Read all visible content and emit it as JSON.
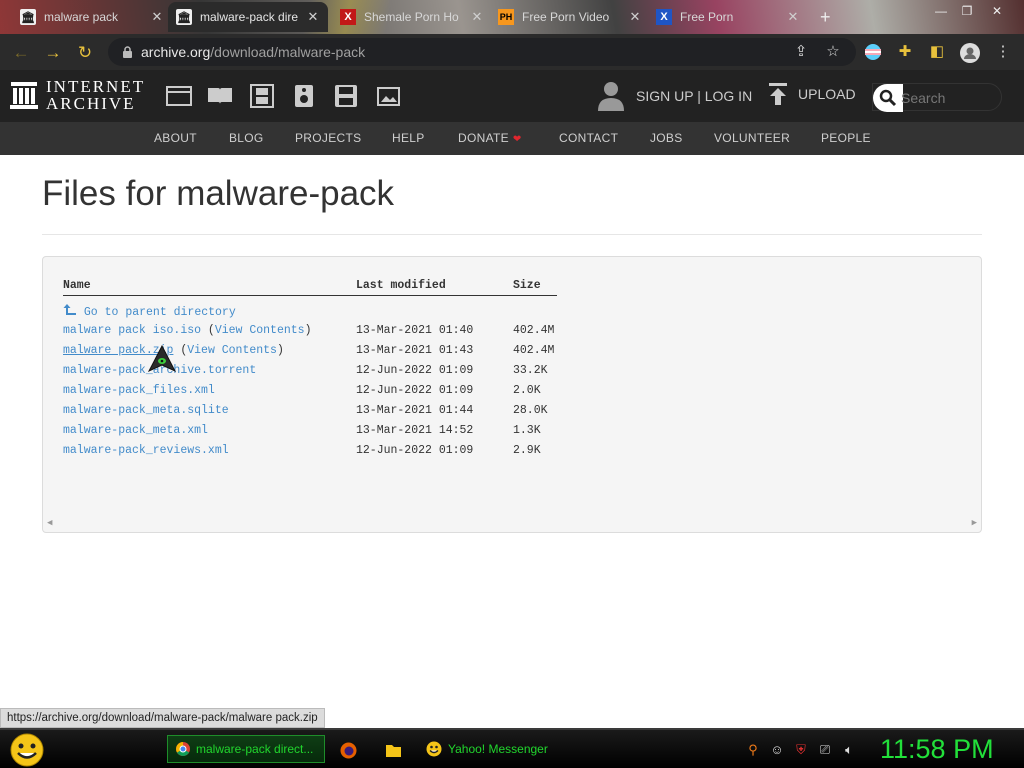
{
  "browser": {
    "tabs": [
      {
        "title": "malware pack",
        "favicon": "internet-archive-icon"
      },
      {
        "title": "malware-pack directory",
        "favicon": "internet-archive-icon"
      },
      {
        "title": "Shemale Porn Ho",
        "favicon": "xhamster-icon"
      },
      {
        "title": "Free Porn Video",
        "favicon": "pornhub-icon"
      },
      {
        "title": "Free Porn",
        "favicon": "xbox-x-icon"
      }
    ],
    "new_tab_label": "+",
    "url_domain": "archive.org",
    "url_path": "/download/malware-pack"
  },
  "ia": {
    "logo_line1": "INTERNET",
    "logo_line2": "ARCHIVE",
    "signup_text": "SIGN UP | LOG IN",
    "upload_text": "UPLOAD",
    "search_placeholder": "Search",
    "nav": [
      "ABOUT",
      "BLOG",
      "PROJECTS",
      "HELP",
      "DONATE",
      "CONTACT",
      "JOBS",
      "VOLUNTEER",
      "PEOPLE"
    ],
    "colors": {
      "header": "#222222",
      "nav": "#333333",
      "link": "#428bca",
      "donate_heart": "#e2262e"
    }
  },
  "page": {
    "title": "Files for malware-pack",
    "headers": {
      "name": "Name",
      "modified": "Last modified",
      "size": "Size"
    },
    "parent_link": "Go to parent directory",
    "files": [
      {
        "name": "malware pack iso.iso",
        "view_contents": "View Contents",
        "modified": "13-Mar-2021 01:40",
        "size": "402.4M"
      },
      {
        "name": "malware pack.zip",
        "view_contents": "View Contents",
        "modified": "13-Mar-2021 01:43",
        "size": "402.4M"
      },
      {
        "name": "malware-pack_archive.torrent",
        "view_contents": "",
        "modified": "12-Jun-2022 01:09",
        "size": "33.2K"
      },
      {
        "name": "malware-pack_files.xml",
        "view_contents": "",
        "modified": "12-Jun-2022 01:09",
        "size": "2.0K"
      },
      {
        "name": "malware-pack_meta.sqlite",
        "view_contents": "",
        "modified": "13-Mar-2021 01:44",
        "size": "28.0K"
      },
      {
        "name": "malware-pack_meta.xml",
        "view_contents": "",
        "modified": "13-Mar-2021 14:52",
        "size": "1.3K"
      },
      {
        "name": "malware-pack_reviews.xml",
        "view_contents": "",
        "modified": "12-Jun-2022 01:09",
        "size": "2.9K"
      }
    ]
  },
  "status_url": "https://archive.org/download/malware-pack/malware pack.zip",
  "taskbar": {
    "buttons": [
      {
        "label": "malware-pack direct...",
        "icon": "chrome-icon"
      },
      {
        "label": "Yahoo! Messenger",
        "icon": "yahoo-messenger-icon"
      }
    ],
    "clock": "11:58 PM",
    "accent": "#22e03a"
  }
}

- _PROBLEM DETAILS_: From the listing above, copy all lines holding the word "name".

- _FINISHED EXERCISE_:
      "name": "Name",
        "name": "malware pack iso.iso",
        "name": "malware pack.zip",
        "name": "malware-pack_archive.torrent",
        "name": "malware-pack_files.xml",
        "name": "malware-pack_meta.sqlite",
        "name": "malware-pack_meta.xml",
        "name": "malware-pack_reviews.xml",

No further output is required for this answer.